## INSTRUCTIONS
1/ Copy word for word the passage of the article on Fox News and the White House from "Under fire from" to "news organizations followed.".
2/ In the article on Fox News and the White House, list every person named by both first and last name.
3/ Translate into Spanish this sentence from the article on Fox News and the White House: "Fox ran with the transcript, and other news organizations followed."

*** Opening of TEXT PROVIDED ***

Fox & (White House) Friends

Published March 25, 2004 5:19PM (EST)

During tough times like these, it helps for White House staffers to have such a willing media ally as Fox News. And if they and Fox News execs can pal around socially too, well, that just makes it easier.

Under fire from former counterterrorism chief Richard A. Clarke, who charges the incoming Bush administration did almost nothing in 2001 to respond to warnings about the al Qaeda threat, the White House tried to undermine his credibility by turning his own words against him. The White House, well into Plan C of this week's damage control, took the extraordinary step Wednesday of outing Clarke as the source for a background briefing he gave to reporters during the summer of 2002. In it, Clarke, playing the role of the good soldier, complimented the administration for its efforts to battle terrorism. Fox ran with the transcript, and other news organizations followed.

While Clarke was testifying, Bush's National Security Adviser Condoleezza Rice, who refuses to testify before the independent commission in public, but can't seem to pass an open microphone this week without commenting on the administration's efforts to fight terrorism, called reporters into her office to highlight the discrepancy between Clarke's charges and his 2002 backgrounder. "There are two very different stories here," she said. "These stories can't be reconciled."

Within hours, Republican commissioners on the 9/11 panel tried to make hay out of the Fox scoop, with former Illinois governor James Thompson waving around the Fox transcripts suggesting Clarke had been caught in a lie. Clarke calmly explained: "I mean, what you're suggesting, perhaps, is that as special assistant to the president of the United States when asked to give a press backgrounder I should spend my time in that press backgrounder criticizing him. I think that's somewhat of an unrealistic thing to expect."

The Washington Post today reports that Clarke's turn in the spotlight, "was a masterful bit of showmanship."

Nonetheless, the Bush White House and Fox News had done their best. And that evening at the annual Radio-Television Correspondents Association dinner at the Washington Hilton Hotel, the NSC's top flak, Rice's press secretary Sean McCormack, was happily lolling around the Fox News tables.


By Eric Boehlert

Eric Boehlert, a former senior writer for Salon, is the author of "Lapdogs: How the Press Rolled Over for Bush."

*** Close of TEXT PROVIDED ***
*** Opening of RECORDS SUPPLIED ***

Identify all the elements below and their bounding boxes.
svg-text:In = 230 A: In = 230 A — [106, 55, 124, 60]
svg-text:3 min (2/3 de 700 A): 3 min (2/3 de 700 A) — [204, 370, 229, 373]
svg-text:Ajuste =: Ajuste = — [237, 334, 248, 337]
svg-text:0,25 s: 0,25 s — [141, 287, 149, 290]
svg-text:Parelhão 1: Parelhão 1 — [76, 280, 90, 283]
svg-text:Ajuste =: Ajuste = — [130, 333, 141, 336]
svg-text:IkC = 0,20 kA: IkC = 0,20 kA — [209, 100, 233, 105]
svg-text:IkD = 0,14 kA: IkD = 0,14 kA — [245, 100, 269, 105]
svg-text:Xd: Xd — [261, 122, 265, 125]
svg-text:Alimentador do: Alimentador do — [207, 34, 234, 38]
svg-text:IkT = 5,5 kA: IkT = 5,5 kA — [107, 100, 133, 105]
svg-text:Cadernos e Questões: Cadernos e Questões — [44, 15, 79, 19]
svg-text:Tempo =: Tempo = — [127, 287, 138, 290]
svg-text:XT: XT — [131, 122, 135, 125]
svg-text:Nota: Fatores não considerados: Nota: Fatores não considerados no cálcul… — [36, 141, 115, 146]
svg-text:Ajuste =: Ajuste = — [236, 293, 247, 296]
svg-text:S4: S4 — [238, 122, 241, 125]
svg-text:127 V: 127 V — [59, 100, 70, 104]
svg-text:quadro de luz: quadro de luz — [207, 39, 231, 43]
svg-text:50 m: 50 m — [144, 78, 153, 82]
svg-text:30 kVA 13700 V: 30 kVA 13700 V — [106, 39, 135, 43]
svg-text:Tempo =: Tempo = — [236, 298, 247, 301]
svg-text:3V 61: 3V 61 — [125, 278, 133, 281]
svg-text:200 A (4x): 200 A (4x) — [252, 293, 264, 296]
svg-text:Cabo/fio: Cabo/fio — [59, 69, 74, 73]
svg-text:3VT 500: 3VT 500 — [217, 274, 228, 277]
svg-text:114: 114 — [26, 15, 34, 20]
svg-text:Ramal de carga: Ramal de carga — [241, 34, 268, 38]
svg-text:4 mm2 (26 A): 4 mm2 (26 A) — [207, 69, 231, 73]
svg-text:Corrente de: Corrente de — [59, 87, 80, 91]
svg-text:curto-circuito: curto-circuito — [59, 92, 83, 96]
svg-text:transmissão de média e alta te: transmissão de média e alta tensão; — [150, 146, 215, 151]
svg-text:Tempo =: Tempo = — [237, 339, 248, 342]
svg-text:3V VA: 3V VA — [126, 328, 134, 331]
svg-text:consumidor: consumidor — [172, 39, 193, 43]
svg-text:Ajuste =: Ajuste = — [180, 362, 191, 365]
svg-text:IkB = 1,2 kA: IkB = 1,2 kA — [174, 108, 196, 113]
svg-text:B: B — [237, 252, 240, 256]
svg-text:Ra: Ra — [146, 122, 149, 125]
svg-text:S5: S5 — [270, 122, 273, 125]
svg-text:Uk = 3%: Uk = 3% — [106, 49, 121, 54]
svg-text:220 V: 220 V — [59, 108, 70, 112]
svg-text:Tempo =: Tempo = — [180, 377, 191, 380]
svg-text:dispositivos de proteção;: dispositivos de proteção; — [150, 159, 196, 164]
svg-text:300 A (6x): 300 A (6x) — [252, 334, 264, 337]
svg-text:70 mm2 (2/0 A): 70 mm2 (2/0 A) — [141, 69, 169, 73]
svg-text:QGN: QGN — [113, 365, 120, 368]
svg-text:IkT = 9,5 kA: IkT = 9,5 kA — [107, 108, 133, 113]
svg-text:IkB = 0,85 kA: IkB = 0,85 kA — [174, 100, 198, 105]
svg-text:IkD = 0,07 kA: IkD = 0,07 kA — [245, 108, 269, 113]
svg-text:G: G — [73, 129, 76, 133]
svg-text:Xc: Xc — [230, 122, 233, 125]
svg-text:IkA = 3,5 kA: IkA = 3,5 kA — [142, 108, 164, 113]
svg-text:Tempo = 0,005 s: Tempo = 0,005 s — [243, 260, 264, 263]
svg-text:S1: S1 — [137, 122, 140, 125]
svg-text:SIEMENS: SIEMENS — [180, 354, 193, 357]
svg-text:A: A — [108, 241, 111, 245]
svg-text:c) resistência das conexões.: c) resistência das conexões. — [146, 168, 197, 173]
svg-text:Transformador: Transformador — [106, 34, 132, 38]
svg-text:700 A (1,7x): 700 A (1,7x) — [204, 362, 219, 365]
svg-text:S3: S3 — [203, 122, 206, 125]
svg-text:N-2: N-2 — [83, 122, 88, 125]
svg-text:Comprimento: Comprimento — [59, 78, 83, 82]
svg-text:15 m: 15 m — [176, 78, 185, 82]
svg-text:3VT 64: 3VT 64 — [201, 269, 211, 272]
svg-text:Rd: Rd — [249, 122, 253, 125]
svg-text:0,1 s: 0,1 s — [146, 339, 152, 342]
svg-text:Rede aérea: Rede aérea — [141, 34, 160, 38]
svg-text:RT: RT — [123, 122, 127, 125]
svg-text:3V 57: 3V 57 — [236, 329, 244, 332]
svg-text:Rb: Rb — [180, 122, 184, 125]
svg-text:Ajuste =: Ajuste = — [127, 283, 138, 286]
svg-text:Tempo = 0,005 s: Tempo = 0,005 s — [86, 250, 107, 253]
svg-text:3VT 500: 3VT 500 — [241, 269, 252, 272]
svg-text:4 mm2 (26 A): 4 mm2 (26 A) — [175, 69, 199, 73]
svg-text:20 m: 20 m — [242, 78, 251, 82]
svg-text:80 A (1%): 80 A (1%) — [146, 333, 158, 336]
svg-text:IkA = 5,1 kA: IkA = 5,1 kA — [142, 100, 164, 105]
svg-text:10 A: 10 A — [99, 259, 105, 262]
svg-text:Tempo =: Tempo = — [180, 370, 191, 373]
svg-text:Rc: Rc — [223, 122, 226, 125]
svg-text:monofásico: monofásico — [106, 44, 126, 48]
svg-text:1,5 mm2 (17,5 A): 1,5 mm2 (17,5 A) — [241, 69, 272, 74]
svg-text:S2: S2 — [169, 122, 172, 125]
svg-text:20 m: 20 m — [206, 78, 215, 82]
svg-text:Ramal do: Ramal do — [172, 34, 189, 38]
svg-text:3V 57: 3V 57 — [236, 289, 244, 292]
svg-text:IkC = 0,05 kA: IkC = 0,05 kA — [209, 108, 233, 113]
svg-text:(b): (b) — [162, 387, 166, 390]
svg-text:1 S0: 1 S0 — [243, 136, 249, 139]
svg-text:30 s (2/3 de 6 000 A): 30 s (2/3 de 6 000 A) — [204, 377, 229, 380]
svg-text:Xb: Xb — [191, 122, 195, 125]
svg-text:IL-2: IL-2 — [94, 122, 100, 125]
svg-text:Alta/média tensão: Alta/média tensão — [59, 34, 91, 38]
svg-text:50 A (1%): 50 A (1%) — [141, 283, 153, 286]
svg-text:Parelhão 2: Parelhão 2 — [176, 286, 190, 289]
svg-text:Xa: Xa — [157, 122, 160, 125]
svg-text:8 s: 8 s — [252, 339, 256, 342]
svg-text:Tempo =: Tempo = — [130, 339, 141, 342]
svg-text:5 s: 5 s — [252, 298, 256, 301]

*** Close of RECORDS SUPPLIED ***

## TASK-BY-TASK SOLUTIONS
1/
Under fire from former counterterrorism chief Richard A. Clarke, who charges the incoming Bush administration did almost nothing in 2001 to respond to warnings about the al Qaeda threat, the White House tried to undermine his credibility by turning his own words against him. The White House, well into Plan C of this week's damage control, took the extraordinary step Wednesday of outing Clarke as the source for a background briefing he gave to reporters during the summer of 2002. In it, Clarke, playing the role of the good soldier, complimented the administration for its efforts to battle terrorism. Fox ran with the transcript, and other news organizations followed.

2/
Richard A. Clarke
Condoleezza Rice
James Thompson
Sean McCormack
Eric Boehlert

3/ Fox difundió la transcripción, y otras organizaciones de noticias hicieron lo mismo.